Retype each of the lines below word for word, leaving none out.

━━━━━━━━━━━━━━━━━━━━━━━━━━━━━━

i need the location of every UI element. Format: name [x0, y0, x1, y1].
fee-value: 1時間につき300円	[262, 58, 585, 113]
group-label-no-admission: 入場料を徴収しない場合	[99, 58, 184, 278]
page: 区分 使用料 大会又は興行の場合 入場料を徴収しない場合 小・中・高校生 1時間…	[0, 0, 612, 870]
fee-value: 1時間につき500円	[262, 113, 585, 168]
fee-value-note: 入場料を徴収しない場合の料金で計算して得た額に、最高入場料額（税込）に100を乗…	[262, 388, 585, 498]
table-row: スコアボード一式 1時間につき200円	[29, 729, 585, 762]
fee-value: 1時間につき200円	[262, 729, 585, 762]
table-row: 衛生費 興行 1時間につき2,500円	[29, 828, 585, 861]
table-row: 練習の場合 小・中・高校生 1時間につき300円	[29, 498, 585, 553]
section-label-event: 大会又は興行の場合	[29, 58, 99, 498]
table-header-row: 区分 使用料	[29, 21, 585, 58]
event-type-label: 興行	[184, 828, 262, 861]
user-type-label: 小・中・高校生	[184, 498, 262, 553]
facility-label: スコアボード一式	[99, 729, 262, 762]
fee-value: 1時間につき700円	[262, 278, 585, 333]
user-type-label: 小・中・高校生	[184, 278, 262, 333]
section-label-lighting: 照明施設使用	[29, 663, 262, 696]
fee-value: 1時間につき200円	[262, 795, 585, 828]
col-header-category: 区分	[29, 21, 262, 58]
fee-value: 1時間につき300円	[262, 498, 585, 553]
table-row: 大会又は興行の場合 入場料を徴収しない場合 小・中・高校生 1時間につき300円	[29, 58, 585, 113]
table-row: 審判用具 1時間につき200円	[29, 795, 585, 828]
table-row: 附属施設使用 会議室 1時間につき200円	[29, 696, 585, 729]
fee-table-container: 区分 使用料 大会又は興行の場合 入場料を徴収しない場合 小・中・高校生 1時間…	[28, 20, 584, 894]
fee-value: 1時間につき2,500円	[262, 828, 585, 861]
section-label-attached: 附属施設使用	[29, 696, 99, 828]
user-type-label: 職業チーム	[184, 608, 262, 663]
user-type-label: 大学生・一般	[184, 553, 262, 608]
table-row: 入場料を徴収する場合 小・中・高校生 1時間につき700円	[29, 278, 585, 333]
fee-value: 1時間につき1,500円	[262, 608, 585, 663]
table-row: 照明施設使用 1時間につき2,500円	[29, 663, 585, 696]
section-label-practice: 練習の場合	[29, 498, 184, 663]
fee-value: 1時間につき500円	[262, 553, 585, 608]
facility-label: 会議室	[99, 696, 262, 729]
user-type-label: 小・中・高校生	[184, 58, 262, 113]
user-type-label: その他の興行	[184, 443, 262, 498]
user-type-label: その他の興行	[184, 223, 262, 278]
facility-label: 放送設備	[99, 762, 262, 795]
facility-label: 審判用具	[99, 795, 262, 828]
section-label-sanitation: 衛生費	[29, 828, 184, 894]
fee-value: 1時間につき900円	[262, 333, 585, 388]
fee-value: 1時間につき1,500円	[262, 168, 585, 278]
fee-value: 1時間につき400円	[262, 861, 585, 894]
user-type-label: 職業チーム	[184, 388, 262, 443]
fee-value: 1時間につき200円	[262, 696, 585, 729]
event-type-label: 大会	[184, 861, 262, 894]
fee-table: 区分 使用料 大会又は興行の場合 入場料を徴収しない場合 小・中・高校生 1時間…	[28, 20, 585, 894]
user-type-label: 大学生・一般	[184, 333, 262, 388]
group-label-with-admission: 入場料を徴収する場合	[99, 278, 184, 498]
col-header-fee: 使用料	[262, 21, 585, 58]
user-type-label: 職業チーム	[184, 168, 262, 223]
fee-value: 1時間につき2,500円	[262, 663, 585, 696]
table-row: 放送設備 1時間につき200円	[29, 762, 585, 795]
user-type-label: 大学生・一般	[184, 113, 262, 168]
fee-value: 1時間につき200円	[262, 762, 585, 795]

━━━━━━━━━━━━━━━━━━━━━━━━━━━━━━

» **Output of the exercise**:
i need the location of every UI element. Format: name [x0, y0, x1, y1].
fee-value: 1時間につき300円	[262, 58, 585, 113]
group-label-no-admission: 入場料を徴収しない場合	[99, 58, 184, 278]
page: 区分 使用料 大会又は興行の場合 入場料を徴収しない場合 小・中・高校生 1時間…	[0, 0, 612, 870]
fee-value: 1時間につき500円	[262, 113, 585, 168]
fee-value-note: 入場料を徴収しない場合の料金で計算して得た額に、最高入場料額（税込）に100を乗…	[262, 388, 585, 498]
table-row: スコアボード一式 1時間につき200円	[29, 729, 585, 762]
fee-value: 1時間につき200円	[262, 729, 585, 762]
table-row: 衛生費 興行 1時間につき2,500円	[29, 828, 585, 861]
table-row: 練習の場合 小・中・高校生 1時間につき300円	[29, 498, 585, 553]
section-label-event: 大会又は興行の場合	[29, 58, 99, 498]
table-header-row: 区分 使用料	[29, 21, 585, 58]
event-type-label: 興行	[184, 828, 262, 861]
user-type-label: 小・中・高校生	[184, 498, 262, 553]
facility-label: スコアボード一式	[99, 729, 262, 762]
fee-value: 1時間につき700円	[262, 278, 585, 333]
user-type-label: 小・中・高校生	[184, 278, 262, 333]
section-label-lighting: 照明施設使用	[29, 663, 262, 696]
fee-value: 1時間につき200円	[262, 795, 585, 828]
col-header-category: 区分	[29, 21, 262, 58]
fee-value: 1時間につき300円	[262, 498, 585, 553]
table-row: 大会又は興行の場合 入場料を徴収しない場合 小・中・高校生 1時間につき300円	[29, 58, 585, 113]
table-row: 審判用具 1時間につき200円	[29, 795, 585, 828]
table-row: 附属施設使用 会議室 1時間につき200円	[29, 696, 585, 729]
fee-table-container: 区分 使用料 大会又は興行の場合 入場料を徴収しない場合 小・中・高校生 1時間…	[28, 20, 584, 894]
fee-value: 1時間につき2,500円	[262, 828, 585, 861]
section-label-attached: 附属施設使用	[29, 696, 99, 828]
user-type-label: 職業チーム	[184, 608, 262, 663]
user-type-label: 大学生・一般	[184, 553, 262, 608]
table-row: 入場料を徴収する場合 小・中・高校生 1時間につき700円	[29, 278, 585, 333]
fee-value: 1時間につき1,500円	[262, 608, 585, 663]
table-row: 照明施設使用 1時間につき2,500円	[29, 663, 585, 696]
section-label-practice: 練習の場合	[29, 498, 184, 663]
fee-value: 1時間につき500円	[262, 553, 585, 608]
facility-label: 会議室	[99, 696, 262, 729]
user-type-label: 小・中・高校生	[184, 58, 262, 113]
user-type-label: その他の興行	[184, 443, 262, 498]
user-type-label: その他の興行	[184, 223, 262, 278]
facility-label: 放送設備	[99, 762, 262, 795]
facility-label: 審判用具	[99, 795, 262, 828]
section-label-sanitation: 衛生費	[29, 828, 184, 894]
fee-value: 1時間につき900円	[262, 333, 585, 388]
fee-value: 1時間につき1,500円	[262, 168, 585, 278]
fee-value: 1時間につき400円	[262, 861, 585, 894]
user-type-label: 職業チーム	[184, 388, 262, 443]
fee-value: 1時間につき200円	[262, 696, 585, 729]
event-type-label: 大会	[184, 861, 262, 894]
fee-table: 区分 使用料 大会又は興行の場合 入場料を徴収しない場合 小・中・高校生 1時間…	[28, 20, 585, 894]
user-type-label: 大学生・一般	[184, 333, 262, 388]
group-label-with-admission: 入場料を徴収する場合	[99, 278, 184, 498]
col-header-fee: 使用料	[262, 21, 585, 58]
user-type-label: 職業チーム	[184, 168, 262, 223]
fee-value: 1時間につき2,500円	[262, 663, 585, 696]
table-row: 放送設備 1時間につき200円	[29, 762, 585, 795]
user-type-label: 大学生・一般	[184, 113, 262, 168]
fee-value: 1時間につき200円	[262, 762, 585, 795]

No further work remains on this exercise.